--- Begin Records for this exercise ---
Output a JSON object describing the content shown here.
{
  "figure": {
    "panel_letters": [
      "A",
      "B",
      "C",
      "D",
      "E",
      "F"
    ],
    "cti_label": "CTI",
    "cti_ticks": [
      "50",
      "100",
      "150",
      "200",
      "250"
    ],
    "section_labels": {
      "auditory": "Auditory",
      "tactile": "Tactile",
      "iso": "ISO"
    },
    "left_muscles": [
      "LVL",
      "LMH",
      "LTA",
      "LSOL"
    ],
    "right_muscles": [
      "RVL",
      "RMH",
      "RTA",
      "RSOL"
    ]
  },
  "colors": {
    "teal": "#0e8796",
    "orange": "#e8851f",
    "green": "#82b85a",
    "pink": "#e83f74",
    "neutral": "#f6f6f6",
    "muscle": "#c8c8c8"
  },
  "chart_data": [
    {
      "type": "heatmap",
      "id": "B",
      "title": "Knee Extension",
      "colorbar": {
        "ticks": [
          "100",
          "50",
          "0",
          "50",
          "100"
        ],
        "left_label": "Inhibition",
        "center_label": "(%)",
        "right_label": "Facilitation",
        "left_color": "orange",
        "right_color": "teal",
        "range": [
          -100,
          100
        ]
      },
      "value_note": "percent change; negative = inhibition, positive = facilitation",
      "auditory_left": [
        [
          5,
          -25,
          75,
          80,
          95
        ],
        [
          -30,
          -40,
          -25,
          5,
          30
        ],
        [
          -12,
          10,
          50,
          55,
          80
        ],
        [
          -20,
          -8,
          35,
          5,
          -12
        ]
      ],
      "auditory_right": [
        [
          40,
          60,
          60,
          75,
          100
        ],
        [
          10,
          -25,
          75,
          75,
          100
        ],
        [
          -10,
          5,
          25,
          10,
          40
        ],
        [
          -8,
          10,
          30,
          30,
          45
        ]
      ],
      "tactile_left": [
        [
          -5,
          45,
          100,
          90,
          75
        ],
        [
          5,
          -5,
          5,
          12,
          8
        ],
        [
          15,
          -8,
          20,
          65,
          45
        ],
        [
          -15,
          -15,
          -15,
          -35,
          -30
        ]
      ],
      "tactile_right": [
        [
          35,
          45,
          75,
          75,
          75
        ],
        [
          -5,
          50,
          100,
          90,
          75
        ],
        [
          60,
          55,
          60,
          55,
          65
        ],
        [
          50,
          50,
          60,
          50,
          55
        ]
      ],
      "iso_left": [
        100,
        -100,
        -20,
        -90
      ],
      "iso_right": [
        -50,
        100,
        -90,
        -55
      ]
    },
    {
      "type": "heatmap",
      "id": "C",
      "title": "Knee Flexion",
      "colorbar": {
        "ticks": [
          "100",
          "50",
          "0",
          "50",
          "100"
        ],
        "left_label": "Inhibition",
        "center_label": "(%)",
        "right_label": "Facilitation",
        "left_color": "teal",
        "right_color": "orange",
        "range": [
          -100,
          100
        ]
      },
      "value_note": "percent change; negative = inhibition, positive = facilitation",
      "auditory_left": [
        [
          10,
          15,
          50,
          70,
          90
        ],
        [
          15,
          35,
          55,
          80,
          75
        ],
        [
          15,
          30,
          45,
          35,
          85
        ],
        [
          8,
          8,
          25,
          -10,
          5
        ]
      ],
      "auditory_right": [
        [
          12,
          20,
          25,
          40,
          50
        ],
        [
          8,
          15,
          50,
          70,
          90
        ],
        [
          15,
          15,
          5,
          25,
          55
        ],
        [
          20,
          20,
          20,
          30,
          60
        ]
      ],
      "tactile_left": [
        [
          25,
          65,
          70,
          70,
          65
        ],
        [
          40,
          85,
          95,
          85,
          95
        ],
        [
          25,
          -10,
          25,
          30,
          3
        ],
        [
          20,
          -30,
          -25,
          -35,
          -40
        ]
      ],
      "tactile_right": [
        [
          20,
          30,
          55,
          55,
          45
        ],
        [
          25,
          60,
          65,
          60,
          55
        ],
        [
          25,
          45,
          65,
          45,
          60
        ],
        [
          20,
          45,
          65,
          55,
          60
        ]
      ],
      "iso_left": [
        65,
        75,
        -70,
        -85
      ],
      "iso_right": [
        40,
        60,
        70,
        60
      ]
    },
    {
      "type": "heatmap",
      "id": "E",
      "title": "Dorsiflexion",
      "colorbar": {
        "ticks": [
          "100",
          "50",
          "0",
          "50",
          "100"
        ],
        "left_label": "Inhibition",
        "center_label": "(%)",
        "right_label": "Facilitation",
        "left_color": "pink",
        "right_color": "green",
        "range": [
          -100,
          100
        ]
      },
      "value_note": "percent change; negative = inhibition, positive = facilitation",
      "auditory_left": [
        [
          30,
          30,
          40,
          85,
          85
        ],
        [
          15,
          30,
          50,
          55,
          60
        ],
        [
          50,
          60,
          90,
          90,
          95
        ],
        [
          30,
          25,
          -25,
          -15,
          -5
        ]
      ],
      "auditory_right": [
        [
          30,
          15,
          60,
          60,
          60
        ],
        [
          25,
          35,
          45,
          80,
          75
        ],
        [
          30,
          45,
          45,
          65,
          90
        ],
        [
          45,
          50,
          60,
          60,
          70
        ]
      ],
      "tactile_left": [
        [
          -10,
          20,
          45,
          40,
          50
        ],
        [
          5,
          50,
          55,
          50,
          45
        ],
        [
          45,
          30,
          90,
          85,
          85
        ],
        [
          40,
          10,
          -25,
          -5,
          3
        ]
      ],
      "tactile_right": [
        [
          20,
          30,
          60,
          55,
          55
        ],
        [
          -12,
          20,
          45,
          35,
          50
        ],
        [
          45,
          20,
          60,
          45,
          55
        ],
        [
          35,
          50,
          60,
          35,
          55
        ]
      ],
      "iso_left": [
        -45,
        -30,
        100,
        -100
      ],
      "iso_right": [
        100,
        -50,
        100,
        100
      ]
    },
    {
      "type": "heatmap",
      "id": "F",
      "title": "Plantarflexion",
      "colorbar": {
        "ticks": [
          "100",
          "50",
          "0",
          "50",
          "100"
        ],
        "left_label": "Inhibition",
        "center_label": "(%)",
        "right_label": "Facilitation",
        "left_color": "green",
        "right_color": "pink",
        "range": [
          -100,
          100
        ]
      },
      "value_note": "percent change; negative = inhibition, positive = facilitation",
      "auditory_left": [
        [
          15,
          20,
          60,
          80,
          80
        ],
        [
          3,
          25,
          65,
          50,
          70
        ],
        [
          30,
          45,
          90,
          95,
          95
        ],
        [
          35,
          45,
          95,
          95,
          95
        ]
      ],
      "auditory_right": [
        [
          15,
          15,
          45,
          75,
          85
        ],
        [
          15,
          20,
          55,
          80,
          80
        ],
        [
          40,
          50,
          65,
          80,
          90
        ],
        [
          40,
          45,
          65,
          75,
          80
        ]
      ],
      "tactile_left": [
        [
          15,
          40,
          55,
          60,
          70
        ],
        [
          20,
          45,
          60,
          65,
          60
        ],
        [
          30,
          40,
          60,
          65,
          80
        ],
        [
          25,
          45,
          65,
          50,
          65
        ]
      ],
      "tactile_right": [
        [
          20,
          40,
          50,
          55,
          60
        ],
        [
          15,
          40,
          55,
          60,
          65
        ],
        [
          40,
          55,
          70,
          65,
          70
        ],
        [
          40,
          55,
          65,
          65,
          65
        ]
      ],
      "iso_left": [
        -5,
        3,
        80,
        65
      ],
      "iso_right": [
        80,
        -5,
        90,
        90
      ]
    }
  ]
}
--- End Records for this exercise ---
● **Task prompt**:
Give all the entries again exactly; leave none out.

● **Result below**:
Output a JSON object describing the content shown here.
{
  "figure": {
    "panel_letters": [
      "A",
      "B",
      "C",
      "D",
      "E",
      "F"
    ],
    "cti_label": "CTI",
    "cti_ticks": [
      "50",
      "100",
      "150",
      "200",
      "250"
    ],
    "section_labels": {
      "auditory": "Auditory",
      "tactile": "Tactile",
      "iso": "ISO"
    },
    "left_muscles": [
      "LVL",
      "LMH",
      "LTA",
      "LSOL"
    ],
    "right_muscles": [
      "RVL",
      "RMH",
      "RTA",
      "RSOL"
    ]
  },
  "colors": {
    "teal": "#0e8796",
    "orange": "#e8851f",
    "green": "#82b85a",
    "pink": "#e83f74",
    "neutral": "#f6f6f6",
    "muscle": "#c8c8c8"
  },
  "chart_data": [
    {
      "type": "heatmap",
      "id": "B",
      "title": "Knee Extension",
      "colorbar": {
        "ticks": [
          "100",
          "50",
          "0",
          "50",
          "100"
        ],
        "left_label": "Inhibition",
        "center_label": "(%)",
        "right_label": "Facilitation",
        "left_color": "orange",
        "right_color": "teal",
        "range": [
          -100,
          100
        ]
      },
      "value_note": "percent change; negative = inhibition, positive = facilitation",
      "auditory_left": [
        [
          5,
          -25,
          75,
          80,
          95
        ],
        [
          -30,
          -40,
          -25,
          5,
          30
        ],
        [
          -12,
          10,
          50,
          55,
          80
        ],
        [
          -20,
          -8,
          35,
          5,
          -12
        ]
      ],
      "auditory_right": [
        [
          40,
          60,
          60,
          75,
          100
        ],
        [
          10,
          -25,
          75,
          75,
          100
        ],
        [
          -10,
          5,
          25,
          10,
          40
        ],
        [
          -8,
          10,
          30,
          30,
          45
        ]
      ],
      "tactile_left": [
        [
          -5,
          45,
          100,
          90,
          75
        ],
        [
          5,
          -5,
          5,
          12,
          8
        ],
        [
          15,
          -8,
          20,
          65,
          45
        ],
        [
          -15,
          -15,
          -15,
          -35,
          -30
        ]
      ],
      "tactile_right": [
        [
          35,
          45,
          75,
          75,
          75
        ],
        [
          -5,
          50,
          100,
          90,
          75
        ],
        [
          60,
          55,
          60,
          55,
          65
        ],
        [
          50,
          50,
          60,
          50,
          55
        ]
      ],
      "iso_left": [
        100,
        -100,
        -20,
        -90
      ],
      "iso_right": [
        -50,
        100,
        -90,
        -55
      ]
    },
    {
      "type": "heatmap",
      "id": "C",
      "title": "Knee Flexion",
      "colorbar": {
        "ticks": [
          "100",
          "50",
          "0",
          "50",
          "100"
        ],
        "left_label": "Inhibition",
        "center_label": "(%)",
        "right_label": "Facilitation",
        "left_color": "teal",
        "right_color": "orange",
        "range": [
          -100,
          100
        ]
      },
      "value_note": "percent change; negative = inhibition, positive = facilitation",
      "auditory_left": [
        [
          10,
          15,
          50,
          70,
          90
        ],
        [
          15,
          35,
          55,
          80,
          75
        ],
        [
          15,
          30,
          45,
          35,
          85
        ],
        [
          8,
          8,
          25,
          -10,
          5
        ]
      ],
      "auditory_right": [
        [
          12,
          20,
          25,
          40,
          50
        ],
        [
          8,
          15,
          50,
          70,
          90
        ],
        [
          15,
          15,
          5,
          25,
          55
        ],
        [
          20,
          20,
          20,
          30,
          60
        ]
      ],
      "tactile_left": [
        [
          25,
          65,
          70,
          70,
          65
        ],
        [
          40,
          85,
          95,
          85,
          95
        ],
        [
          25,
          -10,
          25,
          30,
          3
        ],
        [
          20,
          -30,
          -25,
          -35,
          -40
        ]
      ],
      "tactile_right": [
        [
          20,
          30,
          55,
          55,
          45
        ],
        [
          25,
          60,
          65,
          60,
          55
        ],
        [
          25,
          45,
          65,
          45,
          60
        ],
        [
          20,
          45,
          65,
          55,
          60
        ]
      ],
      "iso_left": [
        65,
        75,
        -70,
        -85
      ],
      "iso_right": [
        40,
        60,
        70,
        60
      ]
    },
    {
      "type": "heatmap",
      "id": "E",
      "title": "Dorsiflexion",
      "colorbar": {
        "ticks": [
          "100",
          "50",
          "0",
          "50",
          "100"
        ],
        "left_label": "Inhibition",
        "center_label": "(%)",
        "right_label": "Facilitation",
        "left_color": "pink",
        "right_color": "green",
        "range": [
          -100,
          100
        ]
      },
      "value_note": "percent change; negative = inhibition, positive = facilitation",
      "auditory_left": [
        [
          30,
          30,
          40,
          85,
          85
        ],
        [
          15,
          30,
          50,
          55,
          60
        ],
        [
          50,
          60,
          90,
          90,
          95
        ],
        [
          30,
          25,
          -25,
          -15,
          -5
        ]
      ],
      "auditory_right": [
        [
          30,
          15,
          60,
          60,
          60
        ],
        [
          25,
          35,
          45,
          80,
          75
        ],
        [
          30,
          45,
          45,
          65,
          90
        ],
        [
          45,
          50,
          60,
          60,
          70
        ]
      ],
      "tactile_left": [
        [
          -10,
          20,
          45,
          40,
          50
        ],
        [
          5,
          50,
          55,
          50,
          45
        ],
        [
          45,
          30,
          90,
          85,
          85
        ],
        [
          40,
          10,
          -25,
          -5,
          3
        ]
      ],
      "tactile_right": [
        [
          20,
          30,
          60,
          55,
          55
        ],
        [
          -12,
          20,
          45,
          35,
          50
        ],
        [
          45,
          20,
          60,
          45,
          55
        ],
        [
          35,
          50,
          60,
          35,
          55
        ]
      ],
      "iso_left": [
        -45,
        -30,
        100,
        -100
      ],
      "iso_right": [
        100,
        -50,
        100,
        100
      ]
    },
    {
      "type": "heatmap",
      "id": "F",
      "title": "Plantarflexion",
      "colorbar": {
        "ticks": [
          "100",
          "50",
          "0",
          "50",
          "100"
        ],
        "left_label": "Inhibition",
        "center_label": "(%)",
        "right_label": "Facilitation",
        "left_color": "green",
        "right_color": "pink",
        "range": [
          -100,
          100
        ]
      },
      "value_note": "percent change; negative = inhibition, positive = facilitation",
      "auditory_left": [
        [
          15,
          20,
          60,
          80,
          80
        ],
        [
          3,
          25,
          65,
          50,
          70
        ],
        [
          30,
          45,
          90,
          95,
          95
        ],
        [
          35,
          45,
          95,
          95,
          95
        ]
      ],
      "auditory_right": [
        [
          15,
          15,
          45,
          75,
          85
        ],
        [
          15,
          20,
          55,
          80,
          80
        ],
        [
          40,
          50,
          65,
          80,
          90
        ],
        [
          40,
          45,
          65,
          75,
          80
        ]
      ],
      "tactile_left": [
        [
          15,
          40,
          55,
          60,
          70
        ],
        [
          20,
          45,
          60,
          65,
          60
        ],
        [
          30,
          40,
          60,
          65,
          80
        ],
        [
          25,
          45,
          65,
          50,
          65
        ]
      ],
      "tactile_right": [
        [
          20,
          40,
          50,
          55,
          60
        ],
        [
          15,
          40,
          55,
          60,
          65
        ],
        [
          40,
          55,
          70,
          65,
          70
        ],
        [
          40,
          55,
          65,
          65,
          65
        ]
      ],
      "iso_left": [
        -5,
        3,
        80,
        65
      ],
      "iso_right": [
        80,
        -5,
        90,
        90
      ]
    }
  ]
}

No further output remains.